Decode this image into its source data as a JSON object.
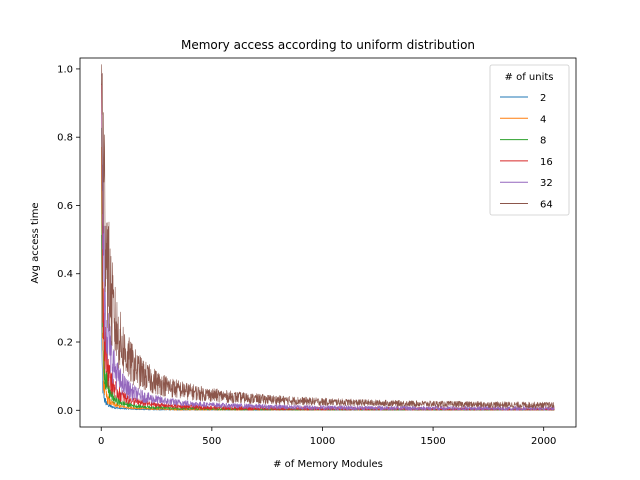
{
  "chart_data": {
    "type": "line",
    "title": "Memory access according to uniform distribution",
    "xlabel": "# of Memory Modules",
    "ylabel": "Avg access time",
    "xlim": [
      -96,
      2146
    ],
    "ylim": [
      -0.049,
      1.032
    ],
    "xticks": [
      0,
      500,
      1000,
      1500,
      2000
    ],
    "xtick_labels": [
      "0",
      "500",
      "1000",
      "1500",
      "2000"
    ],
    "yticks": [
      0.0,
      0.2,
      0.4,
      0.6,
      0.8,
      1.0
    ],
    "ytick_labels": [
      "0.0",
      "0.2",
      "0.4",
      "0.6",
      "0.8",
      "1.0"
    ],
    "legend_title": "# of units",
    "legend_position": "upper right",
    "x_range": [
      1,
      2048
    ],
    "series": [
      {
        "name": "2",
        "color": "#1f77b4",
        "points": [
          [
            1,
            0.5
          ],
          [
            2,
            0.25
          ],
          [
            5,
            0.1
          ],
          [
            10,
            0.05
          ],
          [
            20,
            0.025
          ],
          [
            50,
            0.01
          ],
          [
            100,
            0.005
          ],
          [
            200,
            0.0025
          ],
          [
            500,
            0.001
          ],
          [
            1000,
            0.0005
          ],
          [
            2048,
            0.0002
          ]
        ],
        "noise_level": 0.01
      },
      {
        "name": "4",
        "color": "#ff7f0e",
        "points": [
          [
            1,
            0.75
          ],
          [
            2,
            0.44
          ],
          [
            5,
            0.19
          ],
          [
            10,
            0.1
          ],
          [
            20,
            0.05
          ],
          [
            50,
            0.02
          ],
          [
            100,
            0.01
          ],
          [
            200,
            0.005
          ],
          [
            500,
            0.002
          ],
          [
            1000,
            0.001
          ],
          [
            2048,
            0.0005
          ]
        ],
        "noise_level": 0.015
      },
      {
        "name": "8",
        "color": "#2ca02c",
        "points": [
          [
            1,
            0.88
          ],
          [
            2,
            0.66
          ],
          [
            5,
            0.34
          ],
          [
            10,
            0.19
          ],
          [
            20,
            0.1
          ],
          [
            50,
            0.04
          ],
          [
            100,
            0.02
          ],
          [
            200,
            0.01
          ],
          [
            500,
            0.004
          ],
          [
            1000,
            0.002
          ],
          [
            2048,
            0.001
          ]
        ],
        "noise_level": 0.022
      },
      {
        "name": "16",
        "color": "#d62728",
        "points": [
          [
            1,
            0.94
          ],
          [
            2,
            0.82
          ],
          [
            5,
            0.52
          ],
          [
            10,
            0.33
          ],
          [
            20,
            0.18
          ],
          [
            50,
            0.08
          ],
          [
            100,
            0.04
          ],
          [
            200,
            0.02
          ],
          [
            500,
            0.008
          ],
          [
            1000,
            0.004
          ],
          [
            2048,
            0.002
          ]
        ],
        "noise_level": 0.03
      },
      {
        "name": "32",
        "color": "#9467bd",
        "points": [
          [
            1,
            0.97
          ],
          [
            2,
            0.91
          ],
          [
            5,
            0.68
          ],
          [
            10,
            0.49
          ],
          [
            20,
            0.3
          ],
          [
            50,
            0.15
          ],
          [
            100,
            0.075
          ],
          [
            200,
            0.038
          ],
          [
            500,
            0.016
          ],
          [
            1000,
            0.008
          ],
          [
            2048,
            0.004
          ]
        ],
        "noise_level": 0.035
      },
      {
        "name": "64",
        "color": "#8c564b",
        "points": [
          [
            1,
            0.985
          ],
          [
            2,
            0.96
          ],
          [
            5,
            0.84
          ],
          [
            10,
            0.68
          ],
          [
            20,
            0.56
          ],
          [
            50,
            0.3
          ],
          [
            100,
            0.18
          ],
          [
            200,
            0.1
          ],
          [
            500,
            0.045
          ],
          [
            1000,
            0.025
          ],
          [
            2048,
            0.015
          ]
        ],
        "noise_level": 0.045
      }
    ]
  }
}
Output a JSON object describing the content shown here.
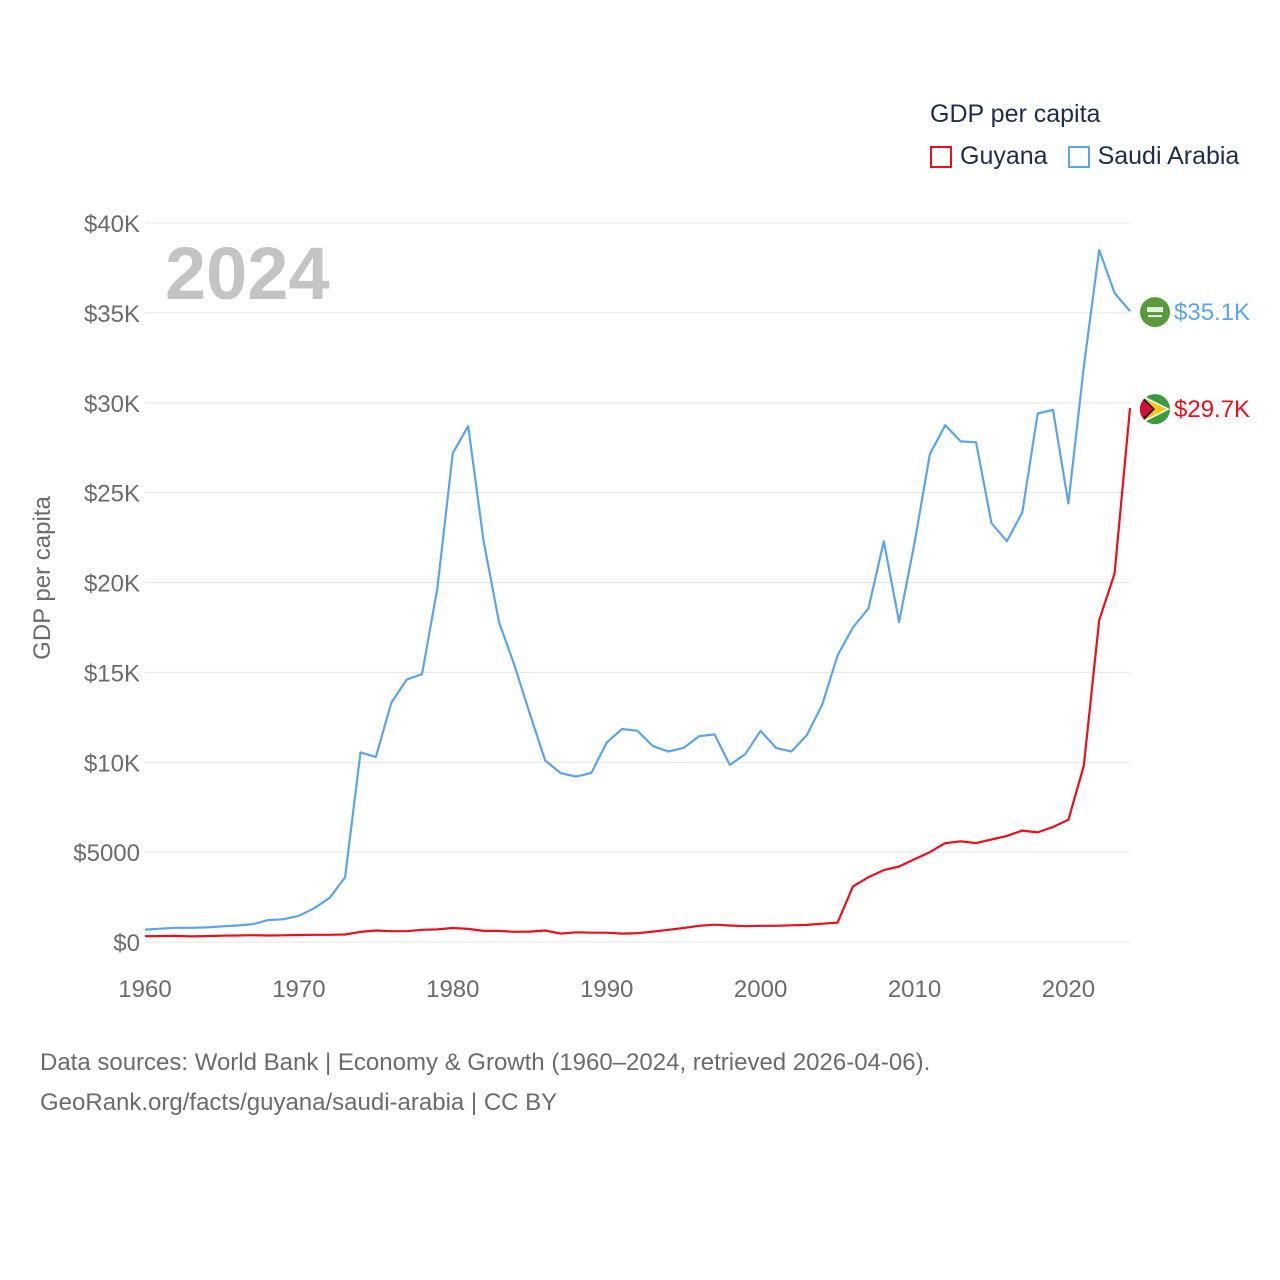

### Set exercise
Review the preceding data and report every line that includes the string "Memory".

### Result below
    "title": "Memory access according to uniform distribution",
    "xlabel": "# of Memory Modules",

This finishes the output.